◆ **Work to be completed**
Can you retype the post on country-by-country reporting, beginning at the words "The FT says" and stopping after "is good news."?

◆ **Passage shown**
※
The FT says it is time for country-by-country reporting

Posted on

The FT is emphatic in an editorial this morning: it says the time has come for country-by-country reporting in the extractive industries. As it notes:

The Dodd-Frank Act, which the US Congress passed last year, was designed to reform financial regulation. But it may also prove an important tool in the fight against international corruption. The legislation requires US-listed companies involved in oil, gas or minerals extraction anywhere in the world to report all payments they make to governments to the Securities and Exchange Commission, project by project and country by country. Those that fail to do so face exclusion from US capital markets. Moves are afoot to introduce a similar law in the European Union this year. This is good news.

And as it adds:

Mineral deposits should be a blessing for the country where they are found. More often, however, they are a curse. When citizens do not know how much their governments are paid, they cannot ensure that resource revenues are well spent, or that their country is getting a fair deal. Transparency alone will not make resource-rich countries more open and stable, but without it, nothing will change.

Companies will benefit too. By levelling the playing field on which they compete, transparency legislation reduces the scope for unfair competition through bribes.
※
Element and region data

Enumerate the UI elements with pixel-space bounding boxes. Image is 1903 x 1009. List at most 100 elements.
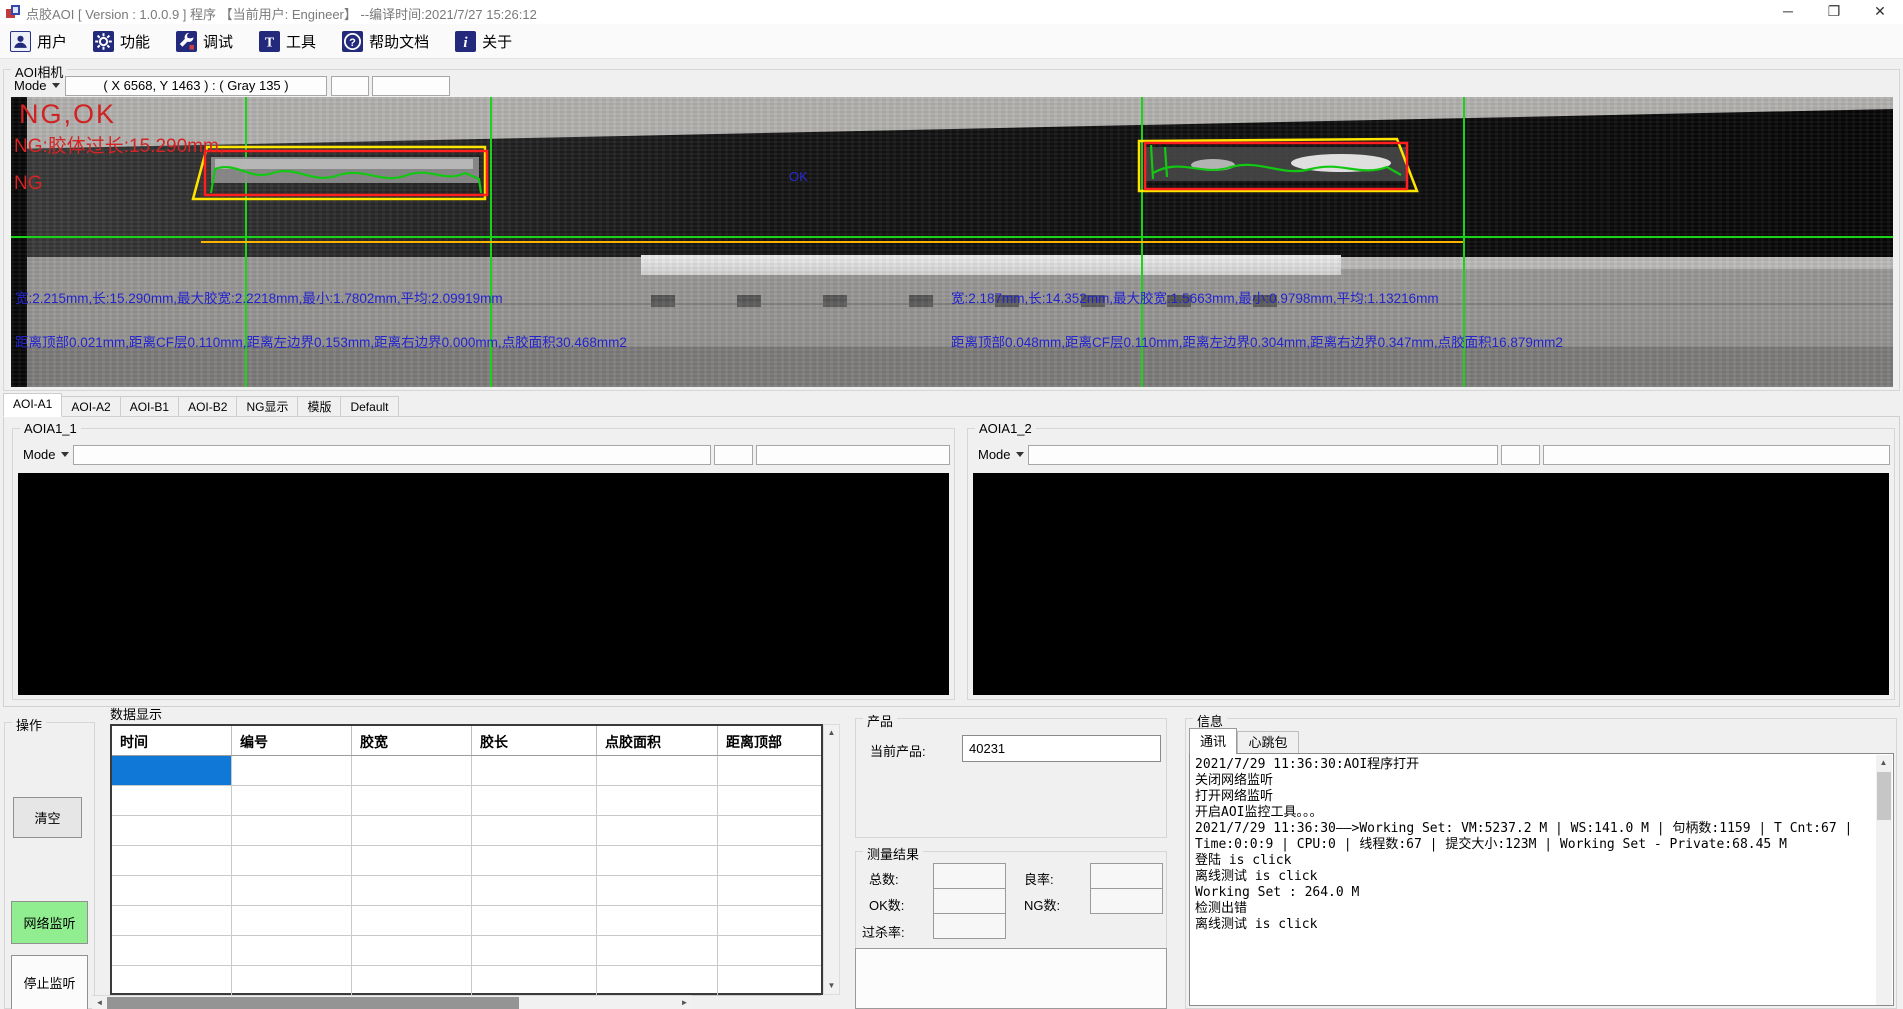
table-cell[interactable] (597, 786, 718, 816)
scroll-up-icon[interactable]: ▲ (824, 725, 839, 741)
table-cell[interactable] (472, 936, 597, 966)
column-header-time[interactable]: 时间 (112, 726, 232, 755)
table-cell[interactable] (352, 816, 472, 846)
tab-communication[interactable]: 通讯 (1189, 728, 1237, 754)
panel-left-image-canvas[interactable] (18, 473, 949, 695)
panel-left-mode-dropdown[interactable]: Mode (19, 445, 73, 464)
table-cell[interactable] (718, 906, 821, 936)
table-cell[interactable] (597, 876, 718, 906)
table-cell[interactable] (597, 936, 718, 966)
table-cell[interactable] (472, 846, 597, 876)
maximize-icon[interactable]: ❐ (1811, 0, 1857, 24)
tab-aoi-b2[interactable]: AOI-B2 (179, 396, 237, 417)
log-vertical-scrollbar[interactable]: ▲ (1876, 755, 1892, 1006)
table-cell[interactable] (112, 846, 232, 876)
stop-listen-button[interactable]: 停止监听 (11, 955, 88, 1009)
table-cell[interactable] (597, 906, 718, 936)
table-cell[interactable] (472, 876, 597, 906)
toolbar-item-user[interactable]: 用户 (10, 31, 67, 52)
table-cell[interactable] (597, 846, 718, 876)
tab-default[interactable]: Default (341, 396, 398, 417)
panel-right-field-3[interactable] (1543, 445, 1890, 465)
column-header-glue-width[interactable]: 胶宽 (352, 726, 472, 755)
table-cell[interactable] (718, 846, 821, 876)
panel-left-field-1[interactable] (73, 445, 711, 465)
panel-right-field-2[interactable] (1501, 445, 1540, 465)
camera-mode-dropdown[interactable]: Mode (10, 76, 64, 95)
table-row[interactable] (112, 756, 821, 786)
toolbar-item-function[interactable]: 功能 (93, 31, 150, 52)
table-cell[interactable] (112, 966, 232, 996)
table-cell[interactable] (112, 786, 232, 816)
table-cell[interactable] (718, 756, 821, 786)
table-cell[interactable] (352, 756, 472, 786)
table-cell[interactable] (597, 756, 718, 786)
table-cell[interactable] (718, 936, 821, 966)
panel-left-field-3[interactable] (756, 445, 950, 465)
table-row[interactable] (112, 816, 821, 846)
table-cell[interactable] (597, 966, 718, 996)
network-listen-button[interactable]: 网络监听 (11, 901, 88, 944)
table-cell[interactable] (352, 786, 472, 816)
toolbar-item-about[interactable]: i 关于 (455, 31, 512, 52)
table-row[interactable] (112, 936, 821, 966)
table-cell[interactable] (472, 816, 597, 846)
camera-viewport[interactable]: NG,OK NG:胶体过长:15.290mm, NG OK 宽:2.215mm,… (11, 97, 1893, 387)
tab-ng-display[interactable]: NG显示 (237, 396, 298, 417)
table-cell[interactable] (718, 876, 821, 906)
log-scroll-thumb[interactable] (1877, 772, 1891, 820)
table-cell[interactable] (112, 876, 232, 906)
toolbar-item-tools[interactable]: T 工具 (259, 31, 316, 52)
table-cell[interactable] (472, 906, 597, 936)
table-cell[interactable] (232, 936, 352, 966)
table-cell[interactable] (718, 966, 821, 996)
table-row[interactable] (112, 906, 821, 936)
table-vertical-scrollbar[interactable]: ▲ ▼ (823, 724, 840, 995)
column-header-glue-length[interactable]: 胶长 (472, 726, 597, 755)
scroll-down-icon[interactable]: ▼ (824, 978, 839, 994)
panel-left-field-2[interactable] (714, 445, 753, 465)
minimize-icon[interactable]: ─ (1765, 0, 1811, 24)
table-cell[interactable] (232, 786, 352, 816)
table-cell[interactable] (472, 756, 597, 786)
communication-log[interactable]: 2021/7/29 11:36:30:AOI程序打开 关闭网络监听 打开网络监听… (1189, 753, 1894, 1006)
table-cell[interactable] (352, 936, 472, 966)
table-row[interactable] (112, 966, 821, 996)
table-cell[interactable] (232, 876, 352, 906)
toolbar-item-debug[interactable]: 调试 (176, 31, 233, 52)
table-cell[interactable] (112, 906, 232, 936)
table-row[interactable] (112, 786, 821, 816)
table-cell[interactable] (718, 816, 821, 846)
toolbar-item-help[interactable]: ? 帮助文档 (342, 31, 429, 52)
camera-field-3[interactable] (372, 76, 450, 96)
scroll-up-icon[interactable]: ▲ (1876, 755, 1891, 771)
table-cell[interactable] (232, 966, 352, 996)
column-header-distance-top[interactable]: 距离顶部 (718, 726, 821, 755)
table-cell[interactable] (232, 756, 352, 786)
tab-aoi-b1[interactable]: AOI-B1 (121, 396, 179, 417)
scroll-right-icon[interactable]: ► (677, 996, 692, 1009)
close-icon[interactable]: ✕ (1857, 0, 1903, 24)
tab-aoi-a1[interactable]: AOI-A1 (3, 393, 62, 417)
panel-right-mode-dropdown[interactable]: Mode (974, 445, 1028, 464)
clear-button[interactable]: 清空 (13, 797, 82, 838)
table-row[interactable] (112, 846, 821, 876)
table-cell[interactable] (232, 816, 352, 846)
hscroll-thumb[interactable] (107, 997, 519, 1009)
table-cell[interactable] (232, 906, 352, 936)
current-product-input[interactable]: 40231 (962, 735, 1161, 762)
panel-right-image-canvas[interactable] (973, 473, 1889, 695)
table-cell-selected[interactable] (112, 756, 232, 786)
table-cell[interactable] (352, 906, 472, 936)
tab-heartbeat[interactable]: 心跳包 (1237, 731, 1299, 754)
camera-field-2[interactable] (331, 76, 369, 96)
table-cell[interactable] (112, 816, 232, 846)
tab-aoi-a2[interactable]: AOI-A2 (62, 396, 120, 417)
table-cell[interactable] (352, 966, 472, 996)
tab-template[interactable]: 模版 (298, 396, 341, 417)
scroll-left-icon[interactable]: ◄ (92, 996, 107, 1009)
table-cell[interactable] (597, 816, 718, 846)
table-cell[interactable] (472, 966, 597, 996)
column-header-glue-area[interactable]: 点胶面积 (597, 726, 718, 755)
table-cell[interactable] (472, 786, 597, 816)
※
◆ **Solution for this exercise**
The FT says it is time for country-by-country reporting

Posted on

The FT is emphatic in an editorial this morning: it says the time has come for country-by-country reporting in the extractive industries. As it notes:

The Dodd-Frank Act, which the US Congress passed last year, was designed to reform financial regulation. But it may also prove an important tool in the fight against international corruption. The legislation requires US-listed companies involved in oil, gas or minerals extraction anywhere in the world to report all payments they make to governments to the Securities and Exchange Commission, project by project and country by country. Those that fail to do so face exclusion from US capital markets. Moves are afoot to introduce a similar law in the European Union this year. This is good news.